[The request]
Please extract, word for word, the stretch of the items below from the line containing "Decompose this screenshot" through the line containing "node-moving-part-surface-failure — [122, 200, 380, 237]", and leave the pictures out of your answer.

[Data section]
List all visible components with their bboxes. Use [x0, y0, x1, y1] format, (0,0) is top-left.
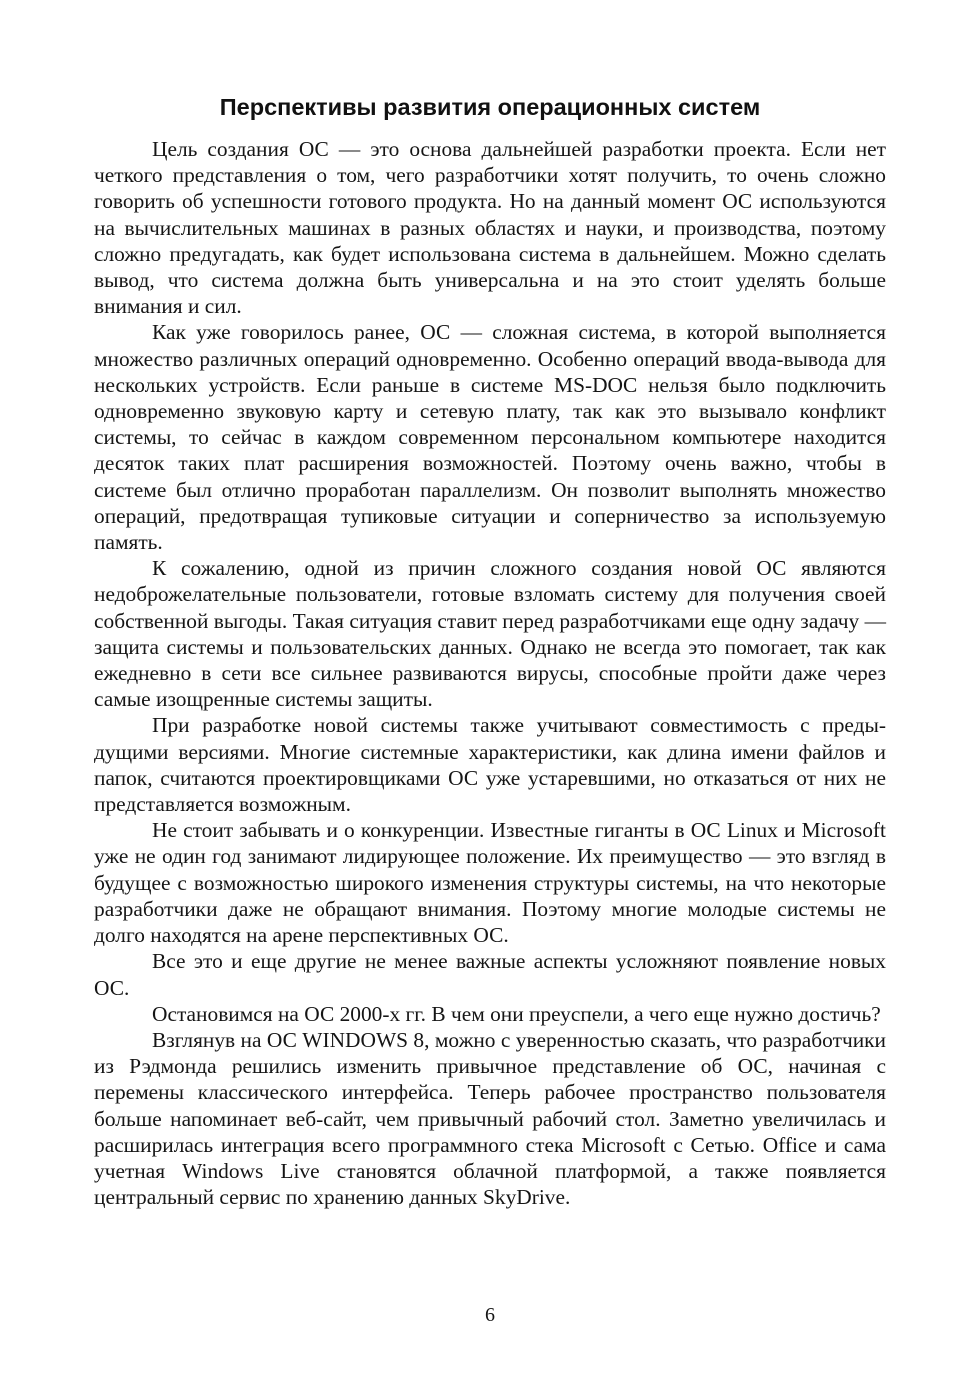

...

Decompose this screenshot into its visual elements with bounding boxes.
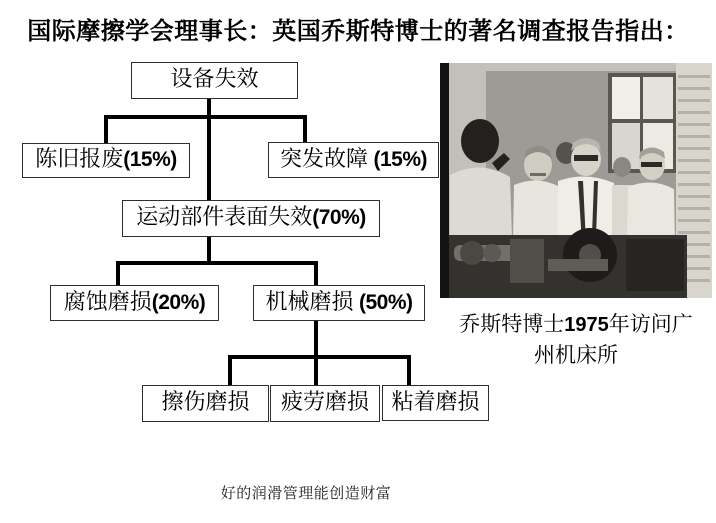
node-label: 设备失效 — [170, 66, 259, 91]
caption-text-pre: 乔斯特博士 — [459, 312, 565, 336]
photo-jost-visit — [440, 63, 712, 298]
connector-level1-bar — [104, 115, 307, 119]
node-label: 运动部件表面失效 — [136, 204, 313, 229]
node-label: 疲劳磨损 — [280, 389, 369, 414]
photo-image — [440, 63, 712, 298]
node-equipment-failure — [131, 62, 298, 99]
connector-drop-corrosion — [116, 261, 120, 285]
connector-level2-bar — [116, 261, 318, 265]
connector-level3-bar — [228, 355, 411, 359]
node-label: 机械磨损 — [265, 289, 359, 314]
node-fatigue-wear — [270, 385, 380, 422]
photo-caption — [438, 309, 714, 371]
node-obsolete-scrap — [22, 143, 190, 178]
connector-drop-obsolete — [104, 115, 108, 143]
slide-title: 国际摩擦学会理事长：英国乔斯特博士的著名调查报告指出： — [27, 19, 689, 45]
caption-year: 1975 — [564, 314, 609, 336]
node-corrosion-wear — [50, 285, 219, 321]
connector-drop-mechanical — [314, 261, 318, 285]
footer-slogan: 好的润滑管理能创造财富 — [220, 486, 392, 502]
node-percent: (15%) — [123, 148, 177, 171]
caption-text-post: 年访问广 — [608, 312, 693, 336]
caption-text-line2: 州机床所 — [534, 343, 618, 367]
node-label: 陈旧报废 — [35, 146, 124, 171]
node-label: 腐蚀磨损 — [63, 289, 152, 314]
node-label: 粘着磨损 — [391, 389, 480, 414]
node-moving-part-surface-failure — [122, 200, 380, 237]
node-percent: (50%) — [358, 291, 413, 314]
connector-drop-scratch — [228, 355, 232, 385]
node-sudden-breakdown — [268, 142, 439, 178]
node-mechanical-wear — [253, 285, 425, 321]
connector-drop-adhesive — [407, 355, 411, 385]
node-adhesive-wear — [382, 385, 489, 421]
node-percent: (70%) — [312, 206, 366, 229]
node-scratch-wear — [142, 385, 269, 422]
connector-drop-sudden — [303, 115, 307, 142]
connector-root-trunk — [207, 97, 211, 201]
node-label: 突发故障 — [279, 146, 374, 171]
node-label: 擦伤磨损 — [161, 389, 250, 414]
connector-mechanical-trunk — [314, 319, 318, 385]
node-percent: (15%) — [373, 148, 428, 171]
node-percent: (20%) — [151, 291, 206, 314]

[Result]
Decompose this screenshot into its visual elements with bounding boxes.
node-label: 设备失效 — [170, 66, 259, 91]
caption-text-pre: 乔斯特博士 — [459, 312, 565, 336]
photo-jost-visit — [440, 63, 712, 298]
connector-level1-bar — [104, 115, 307, 119]
node-label: 运动部件表面失效 — [136, 204, 313, 229]
node-label: 疲劳磨损 — [280, 389, 369, 414]
photo-image — [440, 63, 712, 298]
node-equipment-failure — [131, 62, 298, 99]
connector-drop-corrosion — [116, 261, 120, 285]
connector-level2-bar — [116, 261, 318, 265]
connector-level3-bar — [228, 355, 411, 359]
node-label: 机械磨损 — [265, 289, 359, 314]
node-fatigue-wear — [270, 385, 380, 422]
photo-caption — [438, 309, 714, 371]
node-obsolete-scrap — [22, 143, 190, 178]
connector-drop-obsolete — [104, 115, 108, 143]
slide-title: 国际摩擦学会理事长：英国乔斯特博士的著名调查报告指出： — [27, 19, 689, 45]
caption-year: 1975 — [564, 314, 609, 336]
node-corrosion-wear — [50, 285, 219, 321]
connector-drop-mechanical — [314, 261, 318, 285]
footer-slogan: 好的润滑管理能创造财富 — [220, 486, 392, 502]
node-percent: (15%) — [123, 148, 177, 171]
caption-text-post: 年访问广 — [608, 312, 693, 336]
caption-text-line2: 州机床所 — [534, 343, 618, 367]
node-label: 陈旧报废 — [35, 146, 124, 171]
node-label: 腐蚀磨损 — [63, 289, 152, 314]
node-label: 粘着磨损 — [391, 389, 480, 414]
node-moving-part-surface-failure — [122, 200, 380, 237]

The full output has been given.